Component data from apps and pages >>
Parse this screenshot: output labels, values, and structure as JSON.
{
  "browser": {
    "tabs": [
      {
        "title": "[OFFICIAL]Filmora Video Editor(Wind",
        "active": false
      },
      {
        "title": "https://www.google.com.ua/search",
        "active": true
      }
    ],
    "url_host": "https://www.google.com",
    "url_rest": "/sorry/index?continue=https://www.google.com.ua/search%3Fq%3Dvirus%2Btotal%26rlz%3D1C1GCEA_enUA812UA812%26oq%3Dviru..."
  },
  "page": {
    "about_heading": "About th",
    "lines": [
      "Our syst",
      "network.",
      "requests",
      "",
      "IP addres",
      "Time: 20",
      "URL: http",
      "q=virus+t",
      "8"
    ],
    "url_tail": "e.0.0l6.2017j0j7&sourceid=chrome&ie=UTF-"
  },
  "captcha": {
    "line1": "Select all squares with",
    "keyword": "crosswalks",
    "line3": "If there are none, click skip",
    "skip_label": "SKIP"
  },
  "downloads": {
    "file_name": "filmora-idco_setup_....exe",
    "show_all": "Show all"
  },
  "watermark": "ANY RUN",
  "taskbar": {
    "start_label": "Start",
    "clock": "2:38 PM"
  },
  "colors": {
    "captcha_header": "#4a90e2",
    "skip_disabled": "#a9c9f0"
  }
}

Problem description >> The lines to return are those in the records above that hold the word "google".

Answer to this problem >>
        "title": "https://www.google.com.ua/search",
    "url_host": "https://www.google.com",
    "url_rest": "/sorry/index?continue=https://www.google.com.ua/search%3Fq%3Dvirus%2Btotal%26rlz%3D1C1GCEA_enUA812UA812%26oq%3Dviru..."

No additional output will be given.